Your task is to reproduce the entries below word for word.

********************

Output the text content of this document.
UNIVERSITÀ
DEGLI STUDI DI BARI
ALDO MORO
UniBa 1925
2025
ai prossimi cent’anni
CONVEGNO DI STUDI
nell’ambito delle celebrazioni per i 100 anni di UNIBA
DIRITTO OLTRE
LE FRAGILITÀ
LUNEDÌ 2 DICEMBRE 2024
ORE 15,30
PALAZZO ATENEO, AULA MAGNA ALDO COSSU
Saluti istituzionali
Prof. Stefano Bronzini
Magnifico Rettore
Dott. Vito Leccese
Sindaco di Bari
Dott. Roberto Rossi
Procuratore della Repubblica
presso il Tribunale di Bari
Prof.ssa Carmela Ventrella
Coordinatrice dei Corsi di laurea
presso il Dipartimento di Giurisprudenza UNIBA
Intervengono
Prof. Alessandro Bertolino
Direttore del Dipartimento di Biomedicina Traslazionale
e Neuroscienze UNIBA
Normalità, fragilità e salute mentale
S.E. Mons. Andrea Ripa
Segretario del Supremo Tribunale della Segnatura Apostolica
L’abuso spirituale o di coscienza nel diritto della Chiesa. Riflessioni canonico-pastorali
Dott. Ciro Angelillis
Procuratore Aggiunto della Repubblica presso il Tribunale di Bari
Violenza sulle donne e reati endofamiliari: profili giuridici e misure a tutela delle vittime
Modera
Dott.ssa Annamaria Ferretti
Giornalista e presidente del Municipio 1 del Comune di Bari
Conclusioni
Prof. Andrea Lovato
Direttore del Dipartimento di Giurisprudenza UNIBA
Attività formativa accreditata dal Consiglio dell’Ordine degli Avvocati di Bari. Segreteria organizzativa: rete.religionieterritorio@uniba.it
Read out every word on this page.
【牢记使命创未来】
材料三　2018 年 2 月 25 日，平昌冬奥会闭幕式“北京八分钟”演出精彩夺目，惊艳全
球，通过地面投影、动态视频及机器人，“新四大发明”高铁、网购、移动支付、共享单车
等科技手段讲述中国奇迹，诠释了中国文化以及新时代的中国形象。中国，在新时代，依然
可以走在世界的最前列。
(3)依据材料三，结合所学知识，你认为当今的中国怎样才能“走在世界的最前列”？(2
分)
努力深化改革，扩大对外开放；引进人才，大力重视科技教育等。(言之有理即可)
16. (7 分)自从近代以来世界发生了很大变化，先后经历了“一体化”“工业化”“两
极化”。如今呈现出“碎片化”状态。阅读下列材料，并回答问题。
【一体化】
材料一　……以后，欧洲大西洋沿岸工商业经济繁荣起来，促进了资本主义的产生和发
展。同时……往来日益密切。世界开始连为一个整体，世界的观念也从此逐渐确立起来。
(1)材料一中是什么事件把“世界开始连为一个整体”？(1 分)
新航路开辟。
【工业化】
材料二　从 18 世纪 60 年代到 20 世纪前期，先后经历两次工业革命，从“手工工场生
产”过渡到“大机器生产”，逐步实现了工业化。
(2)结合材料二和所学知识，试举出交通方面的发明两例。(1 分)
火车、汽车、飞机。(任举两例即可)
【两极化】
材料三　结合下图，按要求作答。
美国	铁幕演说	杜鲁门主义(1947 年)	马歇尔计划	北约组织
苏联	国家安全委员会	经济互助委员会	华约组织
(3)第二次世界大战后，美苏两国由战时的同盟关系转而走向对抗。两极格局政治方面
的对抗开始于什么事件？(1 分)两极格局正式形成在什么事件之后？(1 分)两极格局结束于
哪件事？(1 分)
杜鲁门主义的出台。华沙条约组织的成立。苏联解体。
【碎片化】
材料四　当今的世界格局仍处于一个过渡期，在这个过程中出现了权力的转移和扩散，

********************

EXPECTED OUTPUT =
Output the text content of this document.
UNIVERSITÀ
DEGLI STUDI DI BARI
ALDO MORO
UniBa 1925
2025
ai prossimi cent’anni
CONVEGNO DI STUDI
nell’ambito delle celebrazioni per i 100 anni di UNIBA
DIRITTO OLTRE
LE FRAGILITÀ
LUNEDÌ 2 DICEMBRE 2024
ORE 15,30
PALAZZO ATENEO, AULA MAGNA ALDO COSSU
Saluti istituzionali
Prof. Stefano Bronzini
Magnifico Rettore
Dott. Vito Leccese
Sindaco di Bari
Dott. Roberto Rossi
Procuratore della Repubblica
presso il Tribunale di Bari
Prof.ssa Carmela Ventrella
Coordinatrice dei Corsi di laurea
presso il Dipartimento di Giurisprudenza UNIBA
Intervengono
Prof. Alessandro Bertolino
Direttore del Dipartimento di Biomedicina Traslazionale
e Neuroscienze UNIBA
Normalità, fragilità e salute mentale
S.E. Mons. Andrea Ripa
Segretario del Supremo Tribunale della Segnatura Apostolica
L’abuso spirituale o di coscienza nel diritto della Chiesa. Riflessioni canonico-pastorali
Dott. Ciro Angelillis
Procuratore Aggiunto della Repubblica presso il Tribunale di Bari
Violenza sulle donne e reati endofamiliari: profili giuridici e misure a tutela delle vittime
Modera
Dott.ssa Annamaria Ferretti
Giornalista e presidente del Municipio 1 del Comune di Bari
Conclusioni
Prof. Andrea Lovato
Direttore del Dipartimento di Giurisprudenza UNIBA
Attività formativa accreditata dal Consiglio dell’Ordine degli Avvocati di Bari. Segreteria organizzativa: rete.religionieterritorio@uniba.it
Read out every word on this page.
【牢记使命创未来】
材料三　2018 年 2 月 25 日，平昌冬奥会闭幕式“北京八分钟”演出精彩夺目，惊艳全
球，通过地面投影、动态视频及机器人，“新四大发明”高铁、网购、移动支付、共享单车
等科技手段讲述中国奇迹，诠释了中国文化以及新时代的中国形象。中国，在新时代，依然
可以走在世界的最前列。
(3)依据材料三，结合所学知识，你认为当今的中国怎样才能“走在世界的最前列”？(2
分)
努力深化改革，扩大对外开放；引进人才，大力重视科技教育等。(言之有理即可)
16. (7 分)自从近代以来世界发生了很大变化，先后经历了“一体化”“工业化”“两
极化”。如今呈现出“碎片化”状态。阅读下列材料，并回答问题。
【一体化】
材料一　……以后，欧洲大西洋沿岸工商业经济繁荣起来，促进了资本主义的产生和发
展。同时……往来日益密切。世界开始连为一个整体，世界的观念也从此逐渐确立起来。
(1)材料一中是什么事件把“世界开始连为一个整体”？(1 分)
新航路开辟。
【工业化】
材料二　从 18 世纪 60 年代到 20 世纪前期，先后经历两次工业革命，从“手工工场生
产”过渡到“大机器生产”，逐步实现了工业化。
(2)结合材料二和所学知识，试举出交通方面的发明两例。(1 分)
火车、汽车、飞机。(任举两例即可)
【两极化】
材料三　结合下图，按要求作答。
美国	铁幕演说	杜鲁门主义(1947 年)	马歇尔计划	北约组织
苏联	国家安全委员会	经济互助委员会	华约组织
(3)第二次世界大战后，美苏两国由战时的同盟关系转而走向对抗。两极格局政治方面
的对抗开始于什么事件？(1 分)两极格局正式形成在什么事件之后？(1 分)两极格局结束于
哪件事？(1 分)
杜鲁门主义的出台。华沙条约组织的成立。苏联解体。
【碎片化】
材料四　当今的世界格局仍处于一个过渡期，在这个过程中出现了权力的转移和扩散，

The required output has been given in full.